■ ENTRIES SUPPLIED ■
▬▬▬▬▬▬

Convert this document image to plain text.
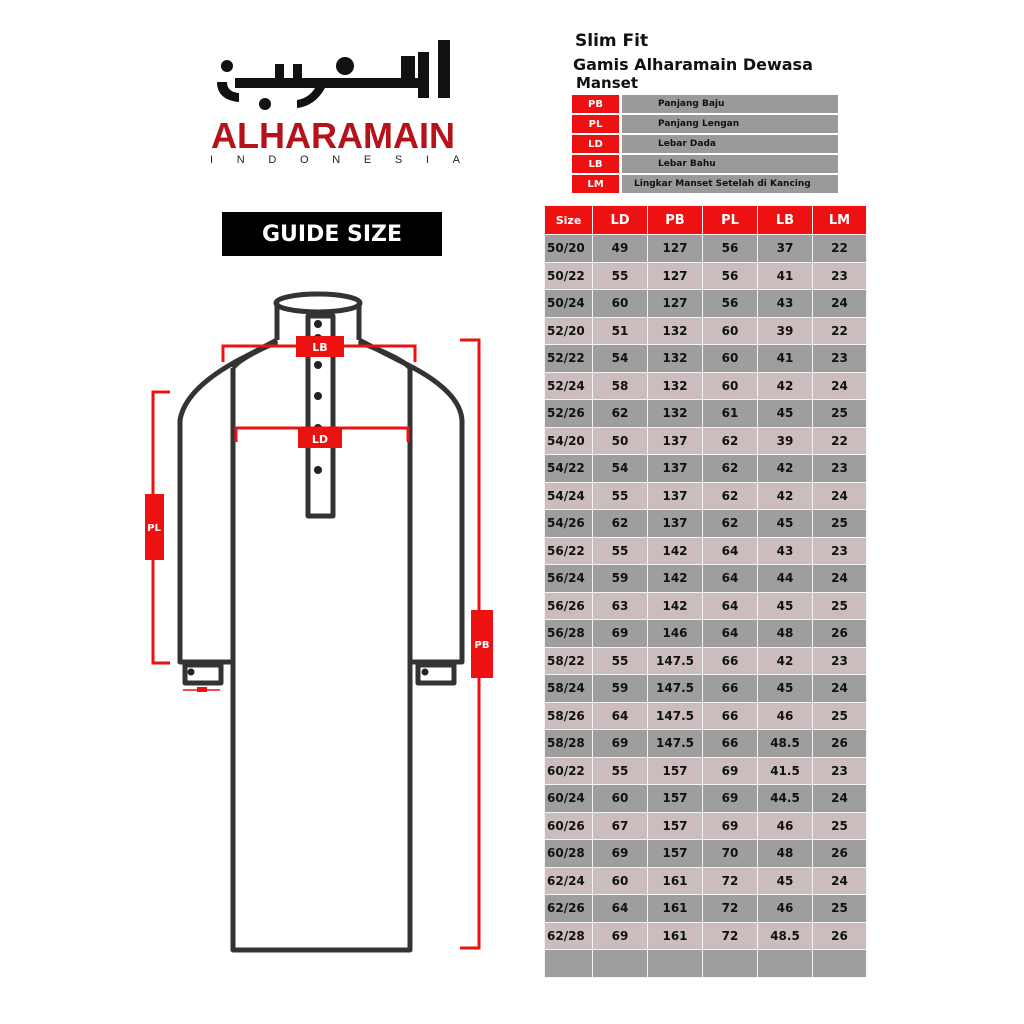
ALHARAMAIN
I N D O N E S I A
GUIDE SIZE
LB
LD
PL
PB
Slim Fit
Gamis Alharamain Dewasa
Manset
PB	Panjang Baju
PL	Panjang Lengan
LD	Lebar Dada
LB	Lebar Bahu
LM	Lingkar Manset Setelah di Kancing
Size	LD	PB	PL	LB	LM
50/20	49	127	56	37	22
50/22	55	127	56	41	23
50/24	60	127	56	43	24
52/20	51	132	60	39	22
52/22	54	132	60	41	23
52/24	58	132	60	42	24
52/26	62	132	61	45	25
54/20	50	137	62	39	22
54/22	54	137	62	42	23
54/24	55	137	62	42	24
54/26	62	137	62	45	25
56/22	55	142	64	43	23
56/24	59	142	64	44	24
56/26	63	142	64	45	25
56/28	69	146	64	48	26
58/22	55	147.5	66	42	23
58/24	59	147.5	66	45	24
58/26	64	147.5	66	46	25
58/28	69	147.5	66	48.5	26
60/22	55	157	69	41.5	23
60/24	60	157	69	44.5	24
60/26	67	157	69	46	25
60/28	69	157	70	48	26
62/24	60	161	72	45	24
62/26	64	161	72	46	25
62/28	69	161	72	48.5	26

▬▬▬▬▬▬

■ TASK REQUIREMENTS ■
Using the listing above, gather each line that holds the string "Manset" and copy it.

■ THE COMPLETED TASK ■
Manset
LM	Lingkar Manset Setelah di Kancing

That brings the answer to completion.